*DIRECTIVE*
Reproduce the material below verbatim, from its first line up to and including the line containing "staticText: -2 000.00 RUB: [329, 132, 351, 136]".

*DATASET ROWS*

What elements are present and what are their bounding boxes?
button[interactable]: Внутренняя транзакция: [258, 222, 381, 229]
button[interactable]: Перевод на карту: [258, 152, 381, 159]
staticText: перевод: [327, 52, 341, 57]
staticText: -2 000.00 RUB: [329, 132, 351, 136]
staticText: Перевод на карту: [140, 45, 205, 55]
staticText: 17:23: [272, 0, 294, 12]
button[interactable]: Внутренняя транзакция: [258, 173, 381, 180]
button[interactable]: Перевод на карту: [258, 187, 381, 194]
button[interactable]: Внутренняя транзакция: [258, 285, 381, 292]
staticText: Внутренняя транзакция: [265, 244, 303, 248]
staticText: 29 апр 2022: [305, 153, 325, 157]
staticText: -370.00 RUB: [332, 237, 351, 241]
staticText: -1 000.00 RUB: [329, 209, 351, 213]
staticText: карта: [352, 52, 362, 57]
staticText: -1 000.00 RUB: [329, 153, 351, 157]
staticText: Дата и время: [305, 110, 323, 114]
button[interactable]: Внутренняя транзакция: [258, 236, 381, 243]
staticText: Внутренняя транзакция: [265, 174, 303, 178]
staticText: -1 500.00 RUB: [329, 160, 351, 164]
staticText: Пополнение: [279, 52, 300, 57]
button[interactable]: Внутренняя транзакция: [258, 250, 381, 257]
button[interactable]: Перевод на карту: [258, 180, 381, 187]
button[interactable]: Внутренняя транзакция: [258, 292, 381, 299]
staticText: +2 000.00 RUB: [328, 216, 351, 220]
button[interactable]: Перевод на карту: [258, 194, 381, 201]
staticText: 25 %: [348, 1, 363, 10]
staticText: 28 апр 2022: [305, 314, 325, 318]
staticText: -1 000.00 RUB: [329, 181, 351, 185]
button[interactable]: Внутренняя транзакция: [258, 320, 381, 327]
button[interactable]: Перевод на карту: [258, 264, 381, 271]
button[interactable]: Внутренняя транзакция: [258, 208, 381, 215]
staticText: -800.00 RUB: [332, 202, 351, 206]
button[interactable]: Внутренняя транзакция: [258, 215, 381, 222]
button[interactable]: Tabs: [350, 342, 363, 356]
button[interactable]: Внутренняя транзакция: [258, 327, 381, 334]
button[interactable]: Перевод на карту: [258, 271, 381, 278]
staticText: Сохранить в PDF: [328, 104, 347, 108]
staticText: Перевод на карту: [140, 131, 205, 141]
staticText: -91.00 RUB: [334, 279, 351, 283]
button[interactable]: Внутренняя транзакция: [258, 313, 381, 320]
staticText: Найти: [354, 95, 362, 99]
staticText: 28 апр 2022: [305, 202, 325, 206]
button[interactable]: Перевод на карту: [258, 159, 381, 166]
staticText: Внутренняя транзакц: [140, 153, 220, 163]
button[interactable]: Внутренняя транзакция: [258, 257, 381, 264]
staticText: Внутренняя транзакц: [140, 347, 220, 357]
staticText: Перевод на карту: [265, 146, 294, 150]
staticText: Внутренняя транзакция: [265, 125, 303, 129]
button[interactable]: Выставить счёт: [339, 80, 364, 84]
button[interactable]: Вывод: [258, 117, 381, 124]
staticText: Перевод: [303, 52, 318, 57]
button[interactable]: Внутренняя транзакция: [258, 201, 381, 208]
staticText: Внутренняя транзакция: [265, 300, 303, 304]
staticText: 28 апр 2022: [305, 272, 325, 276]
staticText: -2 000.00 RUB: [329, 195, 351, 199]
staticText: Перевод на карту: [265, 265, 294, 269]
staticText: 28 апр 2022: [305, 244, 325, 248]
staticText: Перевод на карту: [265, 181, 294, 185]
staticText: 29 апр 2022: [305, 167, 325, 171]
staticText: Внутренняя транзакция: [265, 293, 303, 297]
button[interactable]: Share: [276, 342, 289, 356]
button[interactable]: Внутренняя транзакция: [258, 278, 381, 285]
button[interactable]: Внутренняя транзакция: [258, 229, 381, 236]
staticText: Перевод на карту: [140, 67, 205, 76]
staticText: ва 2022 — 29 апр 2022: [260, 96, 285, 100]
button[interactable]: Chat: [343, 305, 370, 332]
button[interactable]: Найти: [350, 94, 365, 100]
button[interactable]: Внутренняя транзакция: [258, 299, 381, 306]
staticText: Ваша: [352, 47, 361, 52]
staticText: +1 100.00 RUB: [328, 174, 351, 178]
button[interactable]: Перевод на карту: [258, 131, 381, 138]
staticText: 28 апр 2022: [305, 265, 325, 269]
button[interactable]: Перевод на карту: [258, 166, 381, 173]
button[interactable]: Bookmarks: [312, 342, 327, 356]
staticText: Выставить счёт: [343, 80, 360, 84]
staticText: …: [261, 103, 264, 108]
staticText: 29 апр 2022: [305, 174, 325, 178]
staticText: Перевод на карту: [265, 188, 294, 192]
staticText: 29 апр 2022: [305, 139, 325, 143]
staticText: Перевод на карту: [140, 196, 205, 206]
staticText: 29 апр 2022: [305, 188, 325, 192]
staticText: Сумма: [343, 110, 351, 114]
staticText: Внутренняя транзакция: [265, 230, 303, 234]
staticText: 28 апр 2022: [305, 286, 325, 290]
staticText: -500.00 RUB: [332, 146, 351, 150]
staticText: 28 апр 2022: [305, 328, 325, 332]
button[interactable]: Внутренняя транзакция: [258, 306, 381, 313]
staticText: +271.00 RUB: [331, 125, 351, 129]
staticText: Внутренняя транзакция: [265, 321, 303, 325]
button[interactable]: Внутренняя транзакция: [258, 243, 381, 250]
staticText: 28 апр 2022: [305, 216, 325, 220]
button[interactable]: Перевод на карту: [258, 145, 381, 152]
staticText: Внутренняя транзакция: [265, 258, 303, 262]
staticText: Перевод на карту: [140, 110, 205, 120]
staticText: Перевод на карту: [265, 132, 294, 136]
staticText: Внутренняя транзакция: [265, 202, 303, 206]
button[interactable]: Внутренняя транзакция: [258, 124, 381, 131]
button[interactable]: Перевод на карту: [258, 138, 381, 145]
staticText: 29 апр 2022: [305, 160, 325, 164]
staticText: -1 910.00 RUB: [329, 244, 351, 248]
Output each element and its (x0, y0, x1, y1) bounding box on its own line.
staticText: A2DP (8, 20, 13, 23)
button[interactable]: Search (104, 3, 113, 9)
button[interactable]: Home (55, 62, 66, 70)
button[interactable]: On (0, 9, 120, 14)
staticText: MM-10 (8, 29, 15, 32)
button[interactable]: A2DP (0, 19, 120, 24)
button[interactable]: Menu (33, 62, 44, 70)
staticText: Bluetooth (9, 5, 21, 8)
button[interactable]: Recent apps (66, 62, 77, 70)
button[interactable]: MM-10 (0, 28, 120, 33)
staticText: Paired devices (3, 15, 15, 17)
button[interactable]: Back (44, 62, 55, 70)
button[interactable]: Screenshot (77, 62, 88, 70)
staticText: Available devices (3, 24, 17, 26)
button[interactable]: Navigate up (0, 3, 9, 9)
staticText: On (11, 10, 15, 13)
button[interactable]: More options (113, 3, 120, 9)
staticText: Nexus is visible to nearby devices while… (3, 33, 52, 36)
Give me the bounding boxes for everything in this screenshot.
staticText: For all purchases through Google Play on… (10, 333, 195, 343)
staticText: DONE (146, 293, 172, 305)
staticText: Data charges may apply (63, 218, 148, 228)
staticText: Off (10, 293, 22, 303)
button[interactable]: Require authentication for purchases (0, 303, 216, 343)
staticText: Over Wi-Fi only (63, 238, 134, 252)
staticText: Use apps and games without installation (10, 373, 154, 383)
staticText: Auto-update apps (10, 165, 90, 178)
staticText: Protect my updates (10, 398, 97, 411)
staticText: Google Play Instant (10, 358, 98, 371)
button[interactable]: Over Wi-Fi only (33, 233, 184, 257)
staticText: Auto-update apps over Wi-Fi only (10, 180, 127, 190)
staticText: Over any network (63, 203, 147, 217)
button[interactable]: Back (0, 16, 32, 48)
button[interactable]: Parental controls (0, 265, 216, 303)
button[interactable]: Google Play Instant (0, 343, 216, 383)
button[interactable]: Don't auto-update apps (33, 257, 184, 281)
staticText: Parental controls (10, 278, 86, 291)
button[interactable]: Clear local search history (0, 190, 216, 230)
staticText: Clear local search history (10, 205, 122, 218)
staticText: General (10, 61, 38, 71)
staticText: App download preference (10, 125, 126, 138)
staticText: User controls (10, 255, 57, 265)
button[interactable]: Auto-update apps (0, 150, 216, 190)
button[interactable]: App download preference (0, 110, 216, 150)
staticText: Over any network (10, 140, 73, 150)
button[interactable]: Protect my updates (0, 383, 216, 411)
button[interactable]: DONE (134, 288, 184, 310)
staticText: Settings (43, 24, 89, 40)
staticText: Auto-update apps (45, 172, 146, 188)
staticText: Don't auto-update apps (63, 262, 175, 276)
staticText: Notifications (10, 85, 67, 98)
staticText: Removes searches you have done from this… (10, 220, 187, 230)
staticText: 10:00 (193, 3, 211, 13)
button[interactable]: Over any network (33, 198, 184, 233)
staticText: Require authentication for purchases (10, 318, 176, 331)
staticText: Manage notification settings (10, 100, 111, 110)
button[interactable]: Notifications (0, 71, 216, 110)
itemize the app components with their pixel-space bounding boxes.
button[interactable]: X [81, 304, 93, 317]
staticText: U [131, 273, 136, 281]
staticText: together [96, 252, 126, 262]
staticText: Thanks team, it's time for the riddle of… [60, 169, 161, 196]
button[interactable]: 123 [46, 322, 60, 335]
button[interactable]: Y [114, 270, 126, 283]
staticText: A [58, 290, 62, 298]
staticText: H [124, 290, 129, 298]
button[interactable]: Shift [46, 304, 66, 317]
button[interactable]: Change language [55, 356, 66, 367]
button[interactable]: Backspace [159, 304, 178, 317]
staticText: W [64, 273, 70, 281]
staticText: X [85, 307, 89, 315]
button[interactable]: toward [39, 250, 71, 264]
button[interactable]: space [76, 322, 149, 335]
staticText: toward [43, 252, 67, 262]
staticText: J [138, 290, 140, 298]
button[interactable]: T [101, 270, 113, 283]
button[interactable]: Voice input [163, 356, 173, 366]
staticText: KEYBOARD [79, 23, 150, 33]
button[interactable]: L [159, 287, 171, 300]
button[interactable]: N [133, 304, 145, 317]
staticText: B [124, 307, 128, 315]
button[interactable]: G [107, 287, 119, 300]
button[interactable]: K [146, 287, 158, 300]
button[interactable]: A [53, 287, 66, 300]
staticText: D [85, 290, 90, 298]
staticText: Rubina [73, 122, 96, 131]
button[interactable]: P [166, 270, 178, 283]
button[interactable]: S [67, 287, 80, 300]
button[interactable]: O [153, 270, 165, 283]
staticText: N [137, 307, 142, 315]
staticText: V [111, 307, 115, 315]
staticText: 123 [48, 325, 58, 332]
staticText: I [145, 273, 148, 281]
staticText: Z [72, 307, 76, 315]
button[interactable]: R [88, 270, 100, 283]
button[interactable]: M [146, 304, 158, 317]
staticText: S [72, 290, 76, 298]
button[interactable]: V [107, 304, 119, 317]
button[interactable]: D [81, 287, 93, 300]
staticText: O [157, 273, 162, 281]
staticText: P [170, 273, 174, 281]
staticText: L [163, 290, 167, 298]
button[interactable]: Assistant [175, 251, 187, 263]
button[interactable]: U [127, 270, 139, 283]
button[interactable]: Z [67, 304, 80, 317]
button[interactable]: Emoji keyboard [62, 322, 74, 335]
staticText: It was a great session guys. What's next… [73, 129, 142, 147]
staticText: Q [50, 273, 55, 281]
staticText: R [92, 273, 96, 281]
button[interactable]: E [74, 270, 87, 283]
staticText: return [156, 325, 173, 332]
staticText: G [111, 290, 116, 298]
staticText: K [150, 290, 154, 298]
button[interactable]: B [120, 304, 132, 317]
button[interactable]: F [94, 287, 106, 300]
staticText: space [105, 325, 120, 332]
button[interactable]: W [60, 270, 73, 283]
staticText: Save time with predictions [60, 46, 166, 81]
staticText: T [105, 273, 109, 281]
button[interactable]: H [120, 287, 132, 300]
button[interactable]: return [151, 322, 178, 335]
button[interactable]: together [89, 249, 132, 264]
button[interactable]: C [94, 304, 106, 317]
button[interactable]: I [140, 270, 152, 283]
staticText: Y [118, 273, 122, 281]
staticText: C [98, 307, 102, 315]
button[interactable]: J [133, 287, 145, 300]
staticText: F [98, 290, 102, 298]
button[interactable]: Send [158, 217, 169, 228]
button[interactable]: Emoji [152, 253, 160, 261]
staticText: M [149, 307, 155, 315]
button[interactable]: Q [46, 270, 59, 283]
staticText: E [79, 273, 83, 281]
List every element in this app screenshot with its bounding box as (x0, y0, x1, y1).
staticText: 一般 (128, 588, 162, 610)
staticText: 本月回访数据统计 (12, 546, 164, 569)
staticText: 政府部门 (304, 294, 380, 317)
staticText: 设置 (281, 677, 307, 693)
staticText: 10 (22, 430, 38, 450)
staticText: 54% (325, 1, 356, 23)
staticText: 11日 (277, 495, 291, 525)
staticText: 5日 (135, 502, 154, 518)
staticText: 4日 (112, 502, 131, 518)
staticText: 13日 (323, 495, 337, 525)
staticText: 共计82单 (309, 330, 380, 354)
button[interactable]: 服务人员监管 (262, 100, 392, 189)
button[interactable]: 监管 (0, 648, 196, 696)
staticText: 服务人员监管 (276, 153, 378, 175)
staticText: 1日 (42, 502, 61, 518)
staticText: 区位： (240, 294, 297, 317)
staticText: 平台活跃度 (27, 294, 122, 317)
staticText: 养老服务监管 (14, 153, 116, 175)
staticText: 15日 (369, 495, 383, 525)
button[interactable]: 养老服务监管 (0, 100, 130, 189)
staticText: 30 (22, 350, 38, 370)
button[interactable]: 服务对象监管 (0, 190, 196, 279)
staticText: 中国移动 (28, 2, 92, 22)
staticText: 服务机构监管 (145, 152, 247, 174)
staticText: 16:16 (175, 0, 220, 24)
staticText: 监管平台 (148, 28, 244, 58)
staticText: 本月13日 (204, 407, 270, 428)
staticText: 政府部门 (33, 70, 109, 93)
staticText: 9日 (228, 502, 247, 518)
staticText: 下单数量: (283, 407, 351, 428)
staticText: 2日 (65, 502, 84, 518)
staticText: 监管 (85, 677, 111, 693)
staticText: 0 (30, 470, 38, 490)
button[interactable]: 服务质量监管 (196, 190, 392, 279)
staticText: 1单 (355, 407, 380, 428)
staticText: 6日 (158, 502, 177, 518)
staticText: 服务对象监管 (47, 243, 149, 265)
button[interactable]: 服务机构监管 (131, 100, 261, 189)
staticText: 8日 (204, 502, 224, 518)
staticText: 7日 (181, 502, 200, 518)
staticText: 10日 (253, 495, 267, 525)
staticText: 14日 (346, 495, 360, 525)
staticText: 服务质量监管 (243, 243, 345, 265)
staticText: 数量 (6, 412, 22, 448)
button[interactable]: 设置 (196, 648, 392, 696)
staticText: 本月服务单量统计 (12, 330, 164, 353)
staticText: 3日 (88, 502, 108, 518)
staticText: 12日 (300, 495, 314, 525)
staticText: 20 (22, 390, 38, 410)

*FULL RESPONSE*
What elements are present and what are their bounding boxes?
button[interactable]: Внутренняя транзакция: [258, 222, 381, 229]
button[interactable]: Перевод на карту: [258, 152, 381, 159]
staticText: перевод: [327, 52, 341, 57]
staticText: -2 000.00 RUB: [329, 132, 351, 136]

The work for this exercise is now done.